- _Directions_: Using the listing below, report all lines holding the word "tranh".

- _Dataset extract_:

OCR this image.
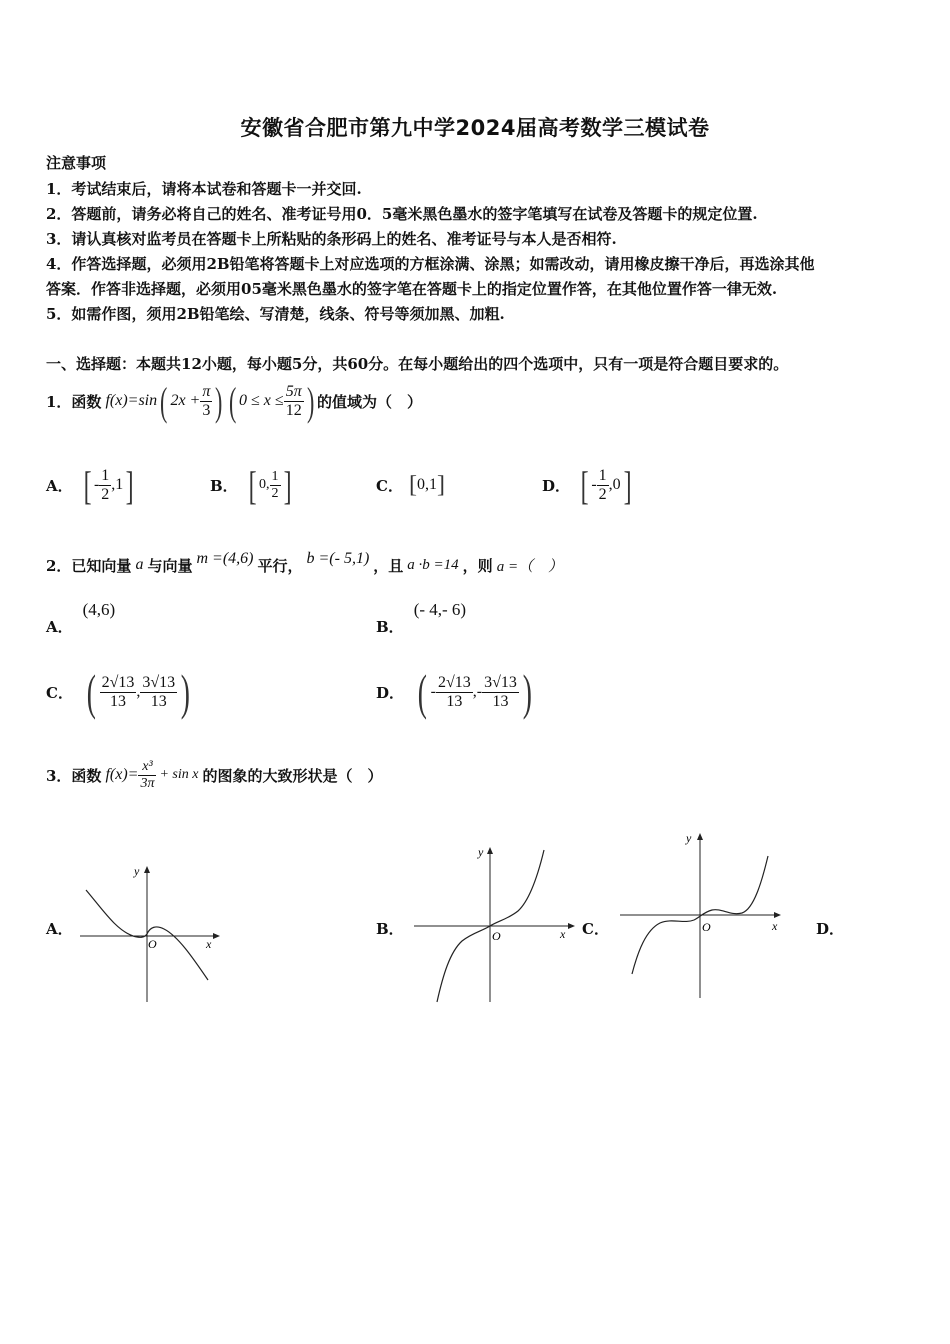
安徽省合肥市第九中学2024届高考数学三模试卷
注意事项
1．考试结束后，请将本试卷和答题卡一并交回.
2．答题前，请务必将自己的姓名、准考证号用0．5毫米黑色墨水的签字笔填写在试卷及答题卡的规定位置.
3．请认真核对监考员在答题卡上所粘贴的条形码上的姓名、准考证号与本人是否相符.
4．作答选择题，必须用2B铅笔将答题卡上对应选项的方框涂满、涂黑；如需改动，请用橡皮擦干净后，再选涂其他
答案．作答非选择题，必须用05毫米黑色墨水的签字笔在答题卡上的指定位置作答，在其他位置作答一律无效.
5．如需作图，须用2B铅笔绘、写清楚，线条、符号等须加黑、加粗.
一、选择题：本题共12小题，每小题5分，共60分。在每小题给出的四个选项中，只有一项是符合题目要求的。
1．函数 f(x)=sin ( $2x + \frac{\pi}{3}$ ) ( $0 \le x \le \frac{5\pi}{12}$ ) 的值域为（　）
A． [ - $\frac{1}{2} ,1$ ]	B． [ 0, $\frac{1}{2}$ ]	C． [ 0,1 ]	D． [ - $\frac{1}{2} ,0$ ]
2．已知向量 a 与向量 m =(4,6) 平行， b =(- 5,1) ，且 a ·b =14 ，则 a =（　）
A．
(4,6)
B．
(- 4,- 6)
C． ( $\frac{2√13}{13}$ , $\frac{3√13}{13}$ )	D． ( - $\frac{2√13}{13}$ ,- $\frac{3√13}{13}$ )
3．函数 $f(x)= \frac{\text{x³}}{3\pi} + \sin x$ 的图象的大致形状是（　）
A．	B．	C．	D．
y
x
O
y
x
O
y
x
O
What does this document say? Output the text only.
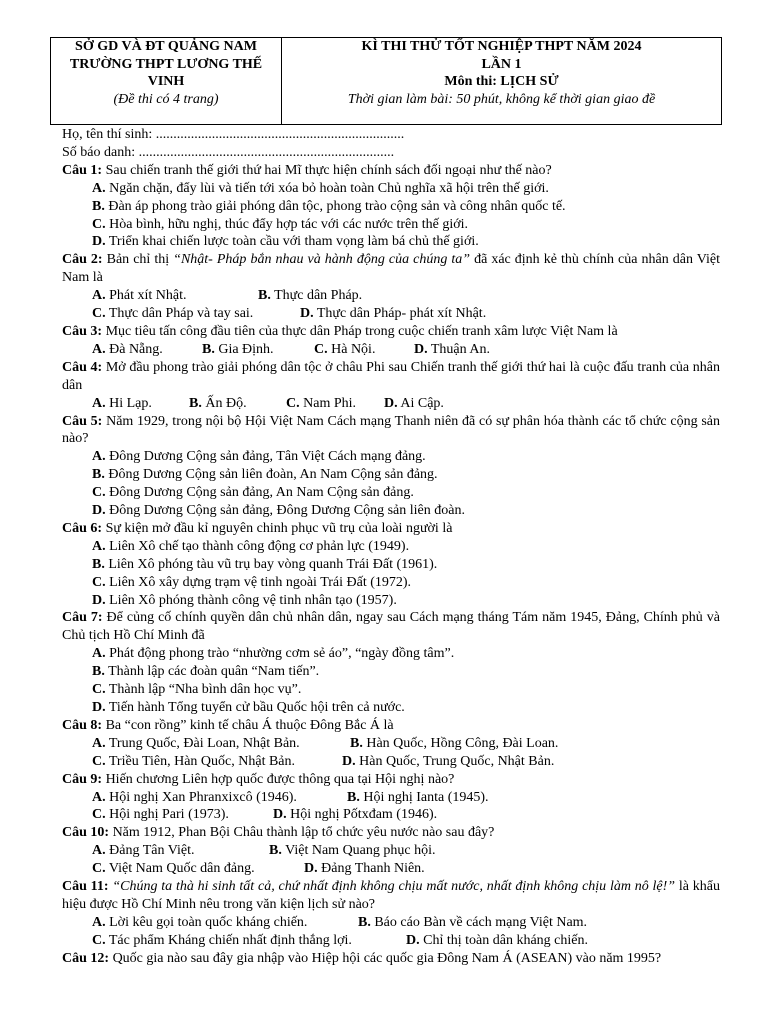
SỞ GD VÀ ĐT QUẢNG NAM
TRƯỜNG THPT LƯƠNG THẾ
VINH
(Đề thi có 4 trang)
KÌ THI THỬ TỐT NGHIỆP THPT NĂM 2024
LẦN 1
Môn thi: LỊCH SỬ
Thời gian làm bài: 50 phút, không kể thời gian giao đề
Họ, tên thí sinh: .......................................................................
Số báo danh: .........................................................................
Câu 1: Sau chiến tranh thế giới thứ hai Mĩ thực hiện chính sách đối ngoại như thế nào?
A. Ngăn chặn, đẩy lùi và tiến tới xóa bỏ hoàn toàn Chủ nghĩa xã hội trên thế giới.
B. Đàn áp phong trào giải phóng dân tộc, phong trào cộng sản và công nhân quốc tế.
C. Hòa bình, hữu nghị, thúc đẩy hợp tác với các nước trên thế giới.
D. Triển khai chiến lược toàn cầu với tham vọng làm bá chủ thế giới.
Câu 2: Bản chỉ thị “Nhật- Pháp bắn nhau và hành động của chúng ta” đã xác định kẻ thù chính của nhân dân Việt Nam là
A. Phát xít Nhật.	B. Thực dân Pháp.
C. Thực dân Pháp và tay sai.	D. Thực dân Pháp- phát xít Nhật.
Câu 3: Mục tiêu tấn công đầu tiên của thực dân Pháp trong cuộc chiến tranh xâm lược Việt Nam là
A. Đà Nẵng.	B. Gia Định.	C. Hà Nội.	D. Thuận An.
Câu 4: Mở đầu phong trào giải phóng dân tộc ở châu Phi sau Chiến tranh thế giới thứ hai là cuộc đấu tranh của nhân dân
A. Hi Lạp.	B. Ấn Độ.	C. Nam Phi. D. Ai Cập.
Câu 5: Năm 1929, trong nội bộ Hội Việt Nam Cách mạng Thanh niên đã có sự phân hóa thành các tổ chức cộng sản nào?
A. Đông Dương Cộng sản đảng, Tân Việt Cách mạng đảng.
B. Đông Dương Cộng sản liên đoàn, An Nam Cộng sản đảng.
C. Đông Dương Cộng sản đảng, An Nam Cộng sản đảng.
D. Đông Dương Cộng sản đảng, Đông Dương Cộng sản liên đoàn.
Câu 6: Sự kiện mở đầu kỉ nguyên chinh phục vũ trụ của loài người là
A. Liên Xô chế tạo thành công động cơ phản lực (1949).
B. Liên Xô phóng tàu vũ trụ bay vòng quanh Trái Đất (1961).
C. Liên Xô xây dựng trạm vệ tinh ngoài Trái Đất (1972).
D. Liên Xô phóng thành công vệ tinh nhân tạo (1957).
Câu 7: Để củng cố chính quyền dân chủ nhân dân, ngay sau Cách mạng tháng Tám năm 1945, Đảng, Chính phủ và Chủ tịch Hồ Chí Minh đã
A. Phát động phong trào “nhường cơm sẻ áo”, “ngày đồng tâm”.
B. Thành lập các đoàn quân “Nam tiến”.
C. Thành lập “Nha bình dân học vụ”.
D. Tiến hành Tổng tuyển cử bầu Quốc hội trên cả nước.
Câu 8: Ba “con rồng” kinh tế châu Á thuộc Đông Bắc Á là
A. Trung Quốc, Đài Loan, Nhật Bản.	B. Hàn Quốc, Hồng Công, Đài Loan.
C. Triều Tiên, Hàn Quốc, Nhật Bản.	D. Hàn Quốc, Trung Quốc, Nhật Bản.
Câu 9: Hiến chương Liên hợp quốc được thông qua tại Hội nghị nào?
A. Hội nghị Xan Phranxixcô (1946).	B. Hội nghị Ianta (1945).
C. Hội nghị Pari (1973).	D. Hội nghị Pốtxđam (1946).
Câu 10: Năm 1912, Phan Bội Châu thành lập tổ chức yêu nước nào sau đây?
A. Đảng Tân Việt.	B. Việt Nam Quang phục hội.
C. Việt Nam Quốc dân đảng.	D. Đảng Thanh Niên.
Câu 11: “Chúng ta thà hi sinh tất cả, chứ nhất định không chịu mất nước, nhất định không chịu làm nô lệ!” là khẩu hiệu được Hồ Chí Minh nêu trong văn kiện lịch sử nào?
A. Lời kêu gọi toàn quốc kháng chiến.	B. Báo cáo Bàn về cách mạng Việt Nam.
C. Tác phẩm Kháng chiến nhất định thắng lợi.	D. Chỉ thị toàn dân kháng chiến.
Câu 12: Quốc gia nào sau đây gia nhập vào Hiệp hội các quốc gia Đông Nam Á (ASEAN) vào năm 1995?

- _Answer to this problem_:
Câu 1: Sau chiến tranh thế giới thứ hai Mĩ thực hiện chính sách đối ngoại như thế nào?
Câu 3: Mục tiêu tấn công đầu tiên của thực dân Pháp trong cuộc chiến tranh xâm lược Việt Nam là
Câu 4: Mở đầu phong trào giải phóng dân tộc ở châu Phi sau Chiến tranh thế giới thứ hai là cuộc đấu tranh của nhân dân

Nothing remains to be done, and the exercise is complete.